- **AIM**
Reproduce the data below with every instance of "Advisory email" changed to "Notice email" and everything else left untouched. Omit the pictures from your reproduction.

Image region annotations

──────────

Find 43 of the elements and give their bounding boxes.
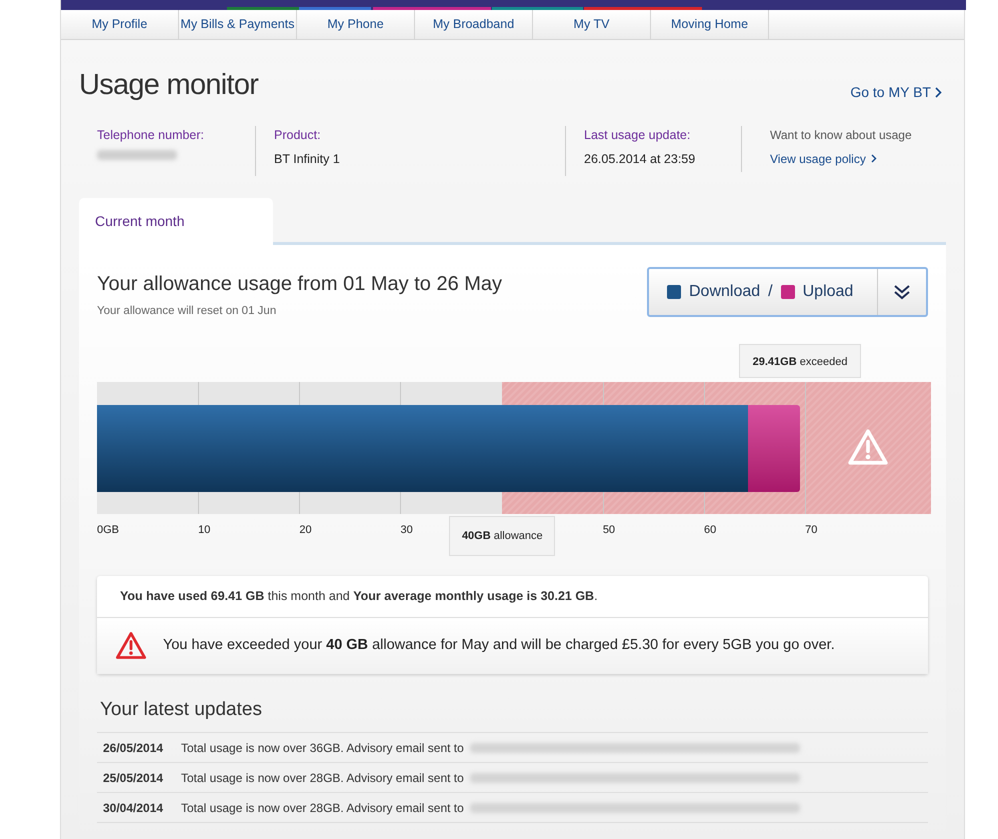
product-label: Product: xyxy=(274,126,322,144)
nav-tab[interactable]: My Broadband xyxy=(415,10,533,39)
go-to-my-bt-link[interactable]: Go to MY BT xyxy=(850,82,942,104)
telephone-label: Telephone number: xyxy=(97,126,206,144)
usage-title: Your allowance usage from 01 May to 26 May xyxy=(97,272,502,296)
month-tab[interactable]: Current month xyxy=(79,198,273,244)
nav-tab[interactable]: My Profile xyxy=(61,10,179,39)
warning-icon xyxy=(847,428,889,466)
axis-tick-label: 10 xyxy=(198,522,210,538)
upload-swatch-icon xyxy=(780,284,795,298)
page-title: Usage monitor xyxy=(79,68,258,103)
update-date: 25/05/2014 xyxy=(103,770,164,787)
allowance-label: 40GB allowance xyxy=(462,529,543,544)
last-update-label: Last usage update: xyxy=(584,126,692,144)
axis-tick-label: 0GB xyxy=(97,522,120,538)
nav-tab[interactable]: Moving Home xyxy=(651,10,769,39)
reset-note: Your allowance will reset on 01 Jun xyxy=(97,304,278,318)
usage-policy-link[interactable]: View usage policy xyxy=(770,150,912,168)
update-date: 26/05/2014 xyxy=(103,740,164,757)
update-text: Total usage is now over 28GB. Advisory email sent to xyxy=(181,770,464,787)
updates-title: Your latest updates xyxy=(100,698,263,722)
usage-summary-text: You have used 69.41 GB this month and Your average monthly usage is 30.21 GB. xyxy=(120,588,598,605)
axis-tick-label: 20 xyxy=(299,522,312,538)
download-swatch-icon xyxy=(667,284,681,298)
double-chevron-icon xyxy=(893,284,911,300)
nav-tab[interactable]: My TV xyxy=(533,10,651,39)
exceeded-label: 29.41GB exceeded xyxy=(752,354,848,370)
product-value: BT Infinity 1 xyxy=(274,151,341,168)
update-text: Total usage is now over 36GB. Advisory email sent to xyxy=(181,740,464,757)
warning-icon xyxy=(115,631,147,660)
axis-tick-label: 70 xyxy=(805,522,818,538)
axis-tick-label: 60 xyxy=(704,522,716,538)
update-text: Total usage is now over 28GB. Advisory email sent to xyxy=(181,800,464,817)
last-update-value: 26.05.2014 at 23:59 xyxy=(584,151,696,168)
axis-tick-label: 50 xyxy=(602,522,616,538)
overage-warning-text: You have exceeded your 40 GB allowance for May and will be charged £5.30 for every 5GB you go over. xyxy=(163,636,835,655)
chevron-right-icon xyxy=(870,154,877,163)
update-date: 30/04/2014 xyxy=(103,800,164,817)
axis-tick-label: 30 xyxy=(400,522,413,538)
nav-tab[interactable]: My Bills & Payments xyxy=(179,10,297,39)
usage-policy-text: Want to know about usage xyxy=(770,126,912,144)
nav-tab[interactable]: My Phone xyxy=(297,10,415,39)
chevron-right-icon xyxy=(935,87,942,98)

──────────

- **EXERCISE ANSWER**
Find 43 of the elements and give their bounding boxes.
product-label: Product: xyxy=(274,126,322,144)
nav-tab[interactable]: My Broadband xyxy=(415,10,533,39)
go-to-my-bt-link[interactable]: Go to MY BT xyxy=(850,82,942,104)
telephone-label: Telephone number: xyxy=(97,126,206,144)
usage-title: Your allowance usage from 01 May to 26 May xyxy=(97,272,502,296)
month-tab[interactable]: Current month xyxy=(79,198,273,244)
nav-tab[interactable]: My Profile xyxy=(61,10,179,39)
warning-icon xyxy=(847,428,889,466)
axis-tick-label: 10 xyxy=(198,522,210,538)
upload-swatch-icon xyxy=(780,284,795,298)
page-title: Usage monitor xyxy=(79,68,258,103)
update-date: 25/05/2014 xyxy=(103,770,164,787)
allowance-label: 40GB allowance xyxy=(462,529,543,544)
last-update-label: Last usage update: xyxy=(584,126,692,144)
axis-tick-label: 0GB xyxy=(97,522,120,538)
nav-tab[interactable]: Moving Home xyxy=(651,10,769,39)
reset-note: Your allowance will reset on 01 Jun xyxy=(97,304,278,318)
usage-policy-link[interactable]: View usage policy xyxy=(770,150,912,168)
update-date: 26/05/2014 xyxy=(103,740,164,757)
update-text: Total usage is now over 28GB. Notice email sent to xyxy=(181,770,464,787)
updates-title: Your latest updates xyxy=(100,698,263,722)
usage-summary-text: You have used 69.41 GB this month and Your average monthly usage is 30.21 GB. xyxy=(120,588,598,605)
axis-tick-label: 20 xyxy=(299,522,312,538)
download-swatch-icon xyxy=(667,284,681,298)
double-chevron-icon xyxy=(893,284,911,300)
nav-tab[interactable]: My TV xyxy=(533,10,651,39)
exceeded-label: 29.41GB exceeded xyxy=(752,354,848,370)
product-value: BT Infinity 1 xyxy=(274,151,341,168)
update-text: Total usage is now over 36GB. Notice email sent to xyxy=(181,740,464,757)
warning-icon xyxy=(115,631,147,660)
axis-tick-label: 70 xyxy=(805,522,818,538)
axis-tick-label: 60 xyxy=(704,522,716,538)
update-text: Total usage is now over 28GB. Notice email sent to xyxy=(181,800,464,817)
last-update-value: 26.05.2014 at 23:59 xyxy=(584,151,696,168)
axis-tick-label: 50 xyxy=(602,522,616,538)
overage-warning-text: You have exceeded your 40 GB allowance for May and will be charged £5.30 for every 5GB you go over. xyxy=(163,636,835,655)
chevron-right-icon xyxy=(870,154,877,163)
update-date: 30/04/2014 xyxy=(103,800,164,817)
axis-tick-label: 30 xyxy=(400,522,413,538)
nav-tab[interactable]: My Bills & Payments xyxy=(179,10,297,39)
usage-policy-text: Want to know about usage xyxy=(770,126,912,144)
nav-tab[interactable]: My Phone xyxy=(297,10,415,39)
chevron-right-icon xyxy=(935,87,942,98)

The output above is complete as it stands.